» **What the task asks**
Show every line where "Vertical" occurs.

Records from a data source
(begin)

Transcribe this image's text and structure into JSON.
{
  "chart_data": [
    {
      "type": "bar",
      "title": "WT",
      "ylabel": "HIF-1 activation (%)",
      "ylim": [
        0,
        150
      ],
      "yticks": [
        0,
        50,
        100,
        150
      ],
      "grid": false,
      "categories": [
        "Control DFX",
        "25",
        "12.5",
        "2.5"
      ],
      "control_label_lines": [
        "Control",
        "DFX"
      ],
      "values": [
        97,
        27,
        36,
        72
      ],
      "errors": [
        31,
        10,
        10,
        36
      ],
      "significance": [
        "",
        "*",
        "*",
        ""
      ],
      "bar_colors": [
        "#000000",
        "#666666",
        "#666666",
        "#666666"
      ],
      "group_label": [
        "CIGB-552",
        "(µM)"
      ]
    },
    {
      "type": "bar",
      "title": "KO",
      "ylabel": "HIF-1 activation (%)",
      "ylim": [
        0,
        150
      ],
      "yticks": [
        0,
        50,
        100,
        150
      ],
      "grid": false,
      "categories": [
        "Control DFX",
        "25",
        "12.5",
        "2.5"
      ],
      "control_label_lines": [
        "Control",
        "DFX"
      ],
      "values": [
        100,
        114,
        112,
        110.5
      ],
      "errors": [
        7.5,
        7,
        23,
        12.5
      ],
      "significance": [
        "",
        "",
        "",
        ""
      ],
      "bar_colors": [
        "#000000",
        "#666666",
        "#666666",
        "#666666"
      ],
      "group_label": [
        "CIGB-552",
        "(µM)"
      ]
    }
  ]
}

(end)
(begin)

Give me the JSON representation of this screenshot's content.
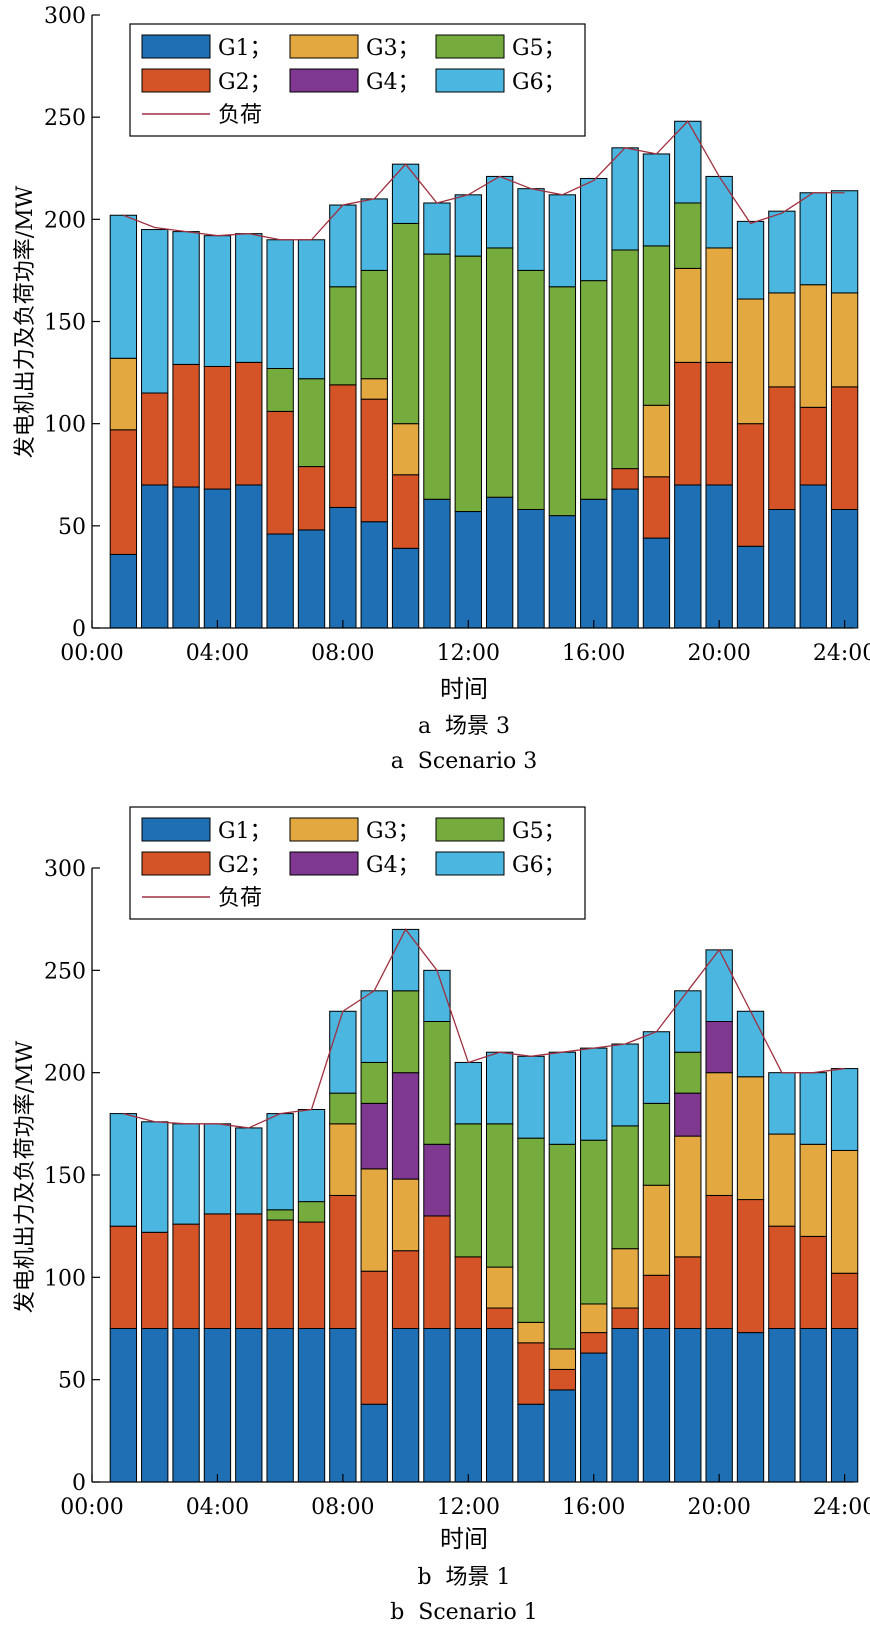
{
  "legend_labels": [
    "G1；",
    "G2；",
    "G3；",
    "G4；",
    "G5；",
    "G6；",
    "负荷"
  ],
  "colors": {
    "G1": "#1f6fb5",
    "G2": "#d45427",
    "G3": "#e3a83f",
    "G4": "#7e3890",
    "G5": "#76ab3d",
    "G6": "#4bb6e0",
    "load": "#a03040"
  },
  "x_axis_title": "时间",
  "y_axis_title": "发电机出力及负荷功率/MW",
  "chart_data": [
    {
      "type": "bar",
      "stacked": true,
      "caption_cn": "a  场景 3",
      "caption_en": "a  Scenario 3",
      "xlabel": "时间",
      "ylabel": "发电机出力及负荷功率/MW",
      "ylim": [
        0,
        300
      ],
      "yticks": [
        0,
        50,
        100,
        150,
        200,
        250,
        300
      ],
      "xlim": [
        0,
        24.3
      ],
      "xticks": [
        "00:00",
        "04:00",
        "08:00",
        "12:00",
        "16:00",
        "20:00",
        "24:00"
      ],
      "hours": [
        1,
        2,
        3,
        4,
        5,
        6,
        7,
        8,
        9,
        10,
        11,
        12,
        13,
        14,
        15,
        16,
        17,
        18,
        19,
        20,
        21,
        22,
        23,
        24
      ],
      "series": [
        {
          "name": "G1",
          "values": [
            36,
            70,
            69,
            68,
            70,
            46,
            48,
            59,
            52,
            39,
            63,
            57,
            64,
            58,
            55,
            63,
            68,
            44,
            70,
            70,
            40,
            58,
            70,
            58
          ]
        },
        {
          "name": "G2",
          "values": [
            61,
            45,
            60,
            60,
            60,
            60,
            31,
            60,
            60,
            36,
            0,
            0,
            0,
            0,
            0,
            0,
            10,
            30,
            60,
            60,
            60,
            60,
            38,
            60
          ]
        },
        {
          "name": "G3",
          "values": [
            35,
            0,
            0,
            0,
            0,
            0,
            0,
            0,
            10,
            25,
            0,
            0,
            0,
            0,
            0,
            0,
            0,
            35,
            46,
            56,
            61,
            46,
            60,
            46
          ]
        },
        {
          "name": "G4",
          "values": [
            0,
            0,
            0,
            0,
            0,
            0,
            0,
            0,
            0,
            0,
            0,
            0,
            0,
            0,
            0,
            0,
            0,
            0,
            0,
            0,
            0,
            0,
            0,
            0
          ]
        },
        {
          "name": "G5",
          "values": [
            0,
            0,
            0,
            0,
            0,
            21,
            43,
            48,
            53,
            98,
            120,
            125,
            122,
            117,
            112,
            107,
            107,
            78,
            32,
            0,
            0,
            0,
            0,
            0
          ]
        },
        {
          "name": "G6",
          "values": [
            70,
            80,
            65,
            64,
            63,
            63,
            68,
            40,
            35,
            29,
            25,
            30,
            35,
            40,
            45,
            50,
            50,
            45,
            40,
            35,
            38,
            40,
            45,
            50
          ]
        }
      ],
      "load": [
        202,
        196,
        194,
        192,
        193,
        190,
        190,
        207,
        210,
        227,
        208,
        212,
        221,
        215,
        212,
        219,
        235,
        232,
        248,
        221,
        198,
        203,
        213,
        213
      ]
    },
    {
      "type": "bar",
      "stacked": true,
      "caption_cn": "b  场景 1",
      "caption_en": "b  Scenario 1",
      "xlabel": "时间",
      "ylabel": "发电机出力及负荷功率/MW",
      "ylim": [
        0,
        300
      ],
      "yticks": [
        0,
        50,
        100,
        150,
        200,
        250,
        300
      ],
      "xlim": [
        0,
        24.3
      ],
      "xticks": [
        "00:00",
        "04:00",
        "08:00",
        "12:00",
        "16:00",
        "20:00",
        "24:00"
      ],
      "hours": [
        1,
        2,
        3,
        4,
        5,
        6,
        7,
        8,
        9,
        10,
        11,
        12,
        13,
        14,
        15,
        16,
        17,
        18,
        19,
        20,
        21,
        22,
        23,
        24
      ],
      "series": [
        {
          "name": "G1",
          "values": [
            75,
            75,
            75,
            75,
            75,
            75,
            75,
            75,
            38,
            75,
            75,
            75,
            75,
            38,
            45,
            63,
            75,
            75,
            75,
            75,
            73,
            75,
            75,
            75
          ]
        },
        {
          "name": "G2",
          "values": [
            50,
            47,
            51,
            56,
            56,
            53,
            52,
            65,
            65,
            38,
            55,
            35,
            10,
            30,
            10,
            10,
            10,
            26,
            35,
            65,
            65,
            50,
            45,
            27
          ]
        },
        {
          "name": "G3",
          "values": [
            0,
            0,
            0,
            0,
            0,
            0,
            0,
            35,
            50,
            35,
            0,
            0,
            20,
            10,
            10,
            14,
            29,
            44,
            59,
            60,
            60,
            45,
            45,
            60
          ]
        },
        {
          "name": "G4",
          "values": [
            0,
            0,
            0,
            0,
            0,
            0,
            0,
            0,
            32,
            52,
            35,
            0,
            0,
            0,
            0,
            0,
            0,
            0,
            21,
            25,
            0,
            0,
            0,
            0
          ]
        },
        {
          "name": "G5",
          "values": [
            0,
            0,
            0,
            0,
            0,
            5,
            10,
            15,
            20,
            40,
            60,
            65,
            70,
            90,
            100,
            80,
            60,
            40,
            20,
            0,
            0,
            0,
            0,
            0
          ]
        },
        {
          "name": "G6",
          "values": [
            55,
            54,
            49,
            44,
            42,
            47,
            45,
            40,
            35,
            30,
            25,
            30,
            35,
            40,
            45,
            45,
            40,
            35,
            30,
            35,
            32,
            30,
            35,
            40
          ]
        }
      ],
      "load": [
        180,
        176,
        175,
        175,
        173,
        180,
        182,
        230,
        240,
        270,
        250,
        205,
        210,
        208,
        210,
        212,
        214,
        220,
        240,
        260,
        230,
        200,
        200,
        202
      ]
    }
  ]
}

(end)
(begin)

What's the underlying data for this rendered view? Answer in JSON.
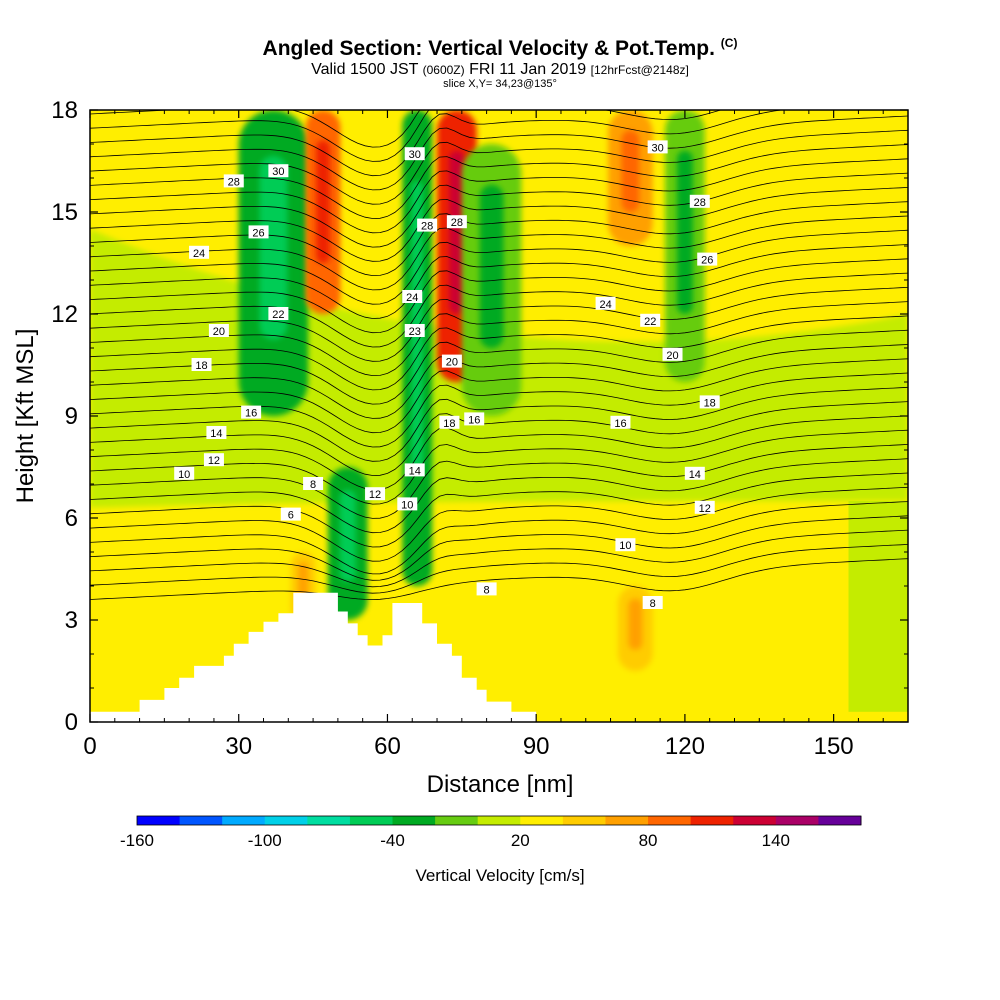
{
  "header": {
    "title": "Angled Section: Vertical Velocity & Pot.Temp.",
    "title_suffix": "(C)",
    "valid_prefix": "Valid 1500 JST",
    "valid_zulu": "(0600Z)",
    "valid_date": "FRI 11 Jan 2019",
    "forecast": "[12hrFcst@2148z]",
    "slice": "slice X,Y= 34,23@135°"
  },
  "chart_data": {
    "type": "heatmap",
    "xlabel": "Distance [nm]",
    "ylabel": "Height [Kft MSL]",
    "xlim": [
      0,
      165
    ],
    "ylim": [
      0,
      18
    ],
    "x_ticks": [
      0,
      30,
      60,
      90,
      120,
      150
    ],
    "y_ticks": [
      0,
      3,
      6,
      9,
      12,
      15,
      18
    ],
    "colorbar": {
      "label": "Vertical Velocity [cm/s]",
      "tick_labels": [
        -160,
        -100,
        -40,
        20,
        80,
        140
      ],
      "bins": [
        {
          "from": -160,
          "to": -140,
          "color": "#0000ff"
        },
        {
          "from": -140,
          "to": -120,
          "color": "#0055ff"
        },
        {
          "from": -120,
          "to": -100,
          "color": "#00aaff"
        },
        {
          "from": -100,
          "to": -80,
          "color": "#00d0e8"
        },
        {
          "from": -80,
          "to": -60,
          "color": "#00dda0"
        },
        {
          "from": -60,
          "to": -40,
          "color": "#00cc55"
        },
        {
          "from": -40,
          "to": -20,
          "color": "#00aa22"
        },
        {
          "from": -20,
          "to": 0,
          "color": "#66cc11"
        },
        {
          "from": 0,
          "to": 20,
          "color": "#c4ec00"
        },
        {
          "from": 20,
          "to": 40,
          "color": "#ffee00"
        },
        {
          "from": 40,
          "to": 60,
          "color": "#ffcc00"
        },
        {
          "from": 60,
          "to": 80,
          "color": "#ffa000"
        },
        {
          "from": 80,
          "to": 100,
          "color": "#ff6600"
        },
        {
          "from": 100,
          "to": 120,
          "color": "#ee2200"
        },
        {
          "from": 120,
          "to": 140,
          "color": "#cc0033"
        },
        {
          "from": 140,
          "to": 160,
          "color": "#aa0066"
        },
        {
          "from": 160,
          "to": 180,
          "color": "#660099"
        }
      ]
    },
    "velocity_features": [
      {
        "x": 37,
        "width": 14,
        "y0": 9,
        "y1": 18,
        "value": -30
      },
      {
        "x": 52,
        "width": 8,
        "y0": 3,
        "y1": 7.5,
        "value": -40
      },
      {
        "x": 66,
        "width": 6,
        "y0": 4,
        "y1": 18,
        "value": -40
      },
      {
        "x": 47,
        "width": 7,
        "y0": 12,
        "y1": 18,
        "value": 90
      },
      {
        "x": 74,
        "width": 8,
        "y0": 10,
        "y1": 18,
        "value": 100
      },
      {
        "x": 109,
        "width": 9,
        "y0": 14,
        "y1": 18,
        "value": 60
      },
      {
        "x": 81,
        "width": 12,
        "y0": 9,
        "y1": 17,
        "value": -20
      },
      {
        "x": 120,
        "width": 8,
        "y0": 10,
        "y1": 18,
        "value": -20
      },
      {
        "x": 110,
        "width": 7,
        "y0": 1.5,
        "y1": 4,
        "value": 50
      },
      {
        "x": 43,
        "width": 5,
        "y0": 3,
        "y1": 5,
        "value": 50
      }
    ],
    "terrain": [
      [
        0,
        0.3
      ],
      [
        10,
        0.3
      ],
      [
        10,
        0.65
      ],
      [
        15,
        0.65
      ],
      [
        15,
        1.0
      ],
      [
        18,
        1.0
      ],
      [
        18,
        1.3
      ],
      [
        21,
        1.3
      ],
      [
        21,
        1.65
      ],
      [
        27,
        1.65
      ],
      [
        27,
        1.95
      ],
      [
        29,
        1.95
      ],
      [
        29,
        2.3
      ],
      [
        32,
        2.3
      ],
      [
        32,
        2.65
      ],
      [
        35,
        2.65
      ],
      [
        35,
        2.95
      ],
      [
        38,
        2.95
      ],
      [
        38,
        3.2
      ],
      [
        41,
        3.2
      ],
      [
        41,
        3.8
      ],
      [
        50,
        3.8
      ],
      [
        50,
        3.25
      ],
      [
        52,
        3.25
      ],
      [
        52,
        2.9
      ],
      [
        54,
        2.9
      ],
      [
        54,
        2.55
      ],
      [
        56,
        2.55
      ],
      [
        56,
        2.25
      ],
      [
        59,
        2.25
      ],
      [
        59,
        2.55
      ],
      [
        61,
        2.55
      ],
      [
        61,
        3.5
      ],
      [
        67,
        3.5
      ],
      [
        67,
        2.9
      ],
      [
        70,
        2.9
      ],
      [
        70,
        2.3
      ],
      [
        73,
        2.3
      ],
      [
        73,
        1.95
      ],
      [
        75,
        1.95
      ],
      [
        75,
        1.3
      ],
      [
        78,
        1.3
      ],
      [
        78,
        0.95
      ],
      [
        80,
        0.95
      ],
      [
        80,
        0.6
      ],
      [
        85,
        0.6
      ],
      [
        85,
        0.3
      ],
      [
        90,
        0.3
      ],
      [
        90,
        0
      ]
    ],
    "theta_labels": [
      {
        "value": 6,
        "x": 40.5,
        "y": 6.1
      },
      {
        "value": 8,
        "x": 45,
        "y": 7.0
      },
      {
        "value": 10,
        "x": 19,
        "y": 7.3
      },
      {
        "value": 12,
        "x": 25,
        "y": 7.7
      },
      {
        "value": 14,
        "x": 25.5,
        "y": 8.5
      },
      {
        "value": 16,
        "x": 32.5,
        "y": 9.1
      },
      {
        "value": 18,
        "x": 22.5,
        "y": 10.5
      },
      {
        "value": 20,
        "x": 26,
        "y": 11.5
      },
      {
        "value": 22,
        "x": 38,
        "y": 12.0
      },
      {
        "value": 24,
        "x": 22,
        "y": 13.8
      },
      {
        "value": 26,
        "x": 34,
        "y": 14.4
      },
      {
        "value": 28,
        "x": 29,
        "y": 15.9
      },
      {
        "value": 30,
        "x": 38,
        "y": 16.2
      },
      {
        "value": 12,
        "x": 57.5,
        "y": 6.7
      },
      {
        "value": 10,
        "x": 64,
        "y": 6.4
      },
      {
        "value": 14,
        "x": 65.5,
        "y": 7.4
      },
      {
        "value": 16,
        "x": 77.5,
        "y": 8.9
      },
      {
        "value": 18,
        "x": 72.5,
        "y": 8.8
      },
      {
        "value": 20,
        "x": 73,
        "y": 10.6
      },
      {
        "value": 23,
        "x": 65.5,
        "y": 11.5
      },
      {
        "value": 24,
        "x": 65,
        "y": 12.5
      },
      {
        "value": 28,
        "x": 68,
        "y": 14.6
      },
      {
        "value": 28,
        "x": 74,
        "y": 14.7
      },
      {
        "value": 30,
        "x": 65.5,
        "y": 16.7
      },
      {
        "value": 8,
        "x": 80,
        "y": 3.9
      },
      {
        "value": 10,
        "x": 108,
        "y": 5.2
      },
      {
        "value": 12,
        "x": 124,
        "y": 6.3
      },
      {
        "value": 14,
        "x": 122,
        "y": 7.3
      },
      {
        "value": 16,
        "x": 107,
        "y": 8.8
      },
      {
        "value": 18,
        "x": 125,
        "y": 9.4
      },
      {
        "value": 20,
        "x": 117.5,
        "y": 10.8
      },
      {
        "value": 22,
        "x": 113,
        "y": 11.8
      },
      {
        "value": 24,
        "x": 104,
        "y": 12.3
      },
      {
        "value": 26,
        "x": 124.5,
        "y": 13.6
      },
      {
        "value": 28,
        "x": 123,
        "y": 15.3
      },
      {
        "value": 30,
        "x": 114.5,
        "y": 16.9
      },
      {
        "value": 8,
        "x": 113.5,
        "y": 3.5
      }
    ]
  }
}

(end)

» **Response to the exercise**
    "title": "Angled Section: Vertical Velocity & Pot.Temp.",
      "label": "Vertical Velocity [cm/s]",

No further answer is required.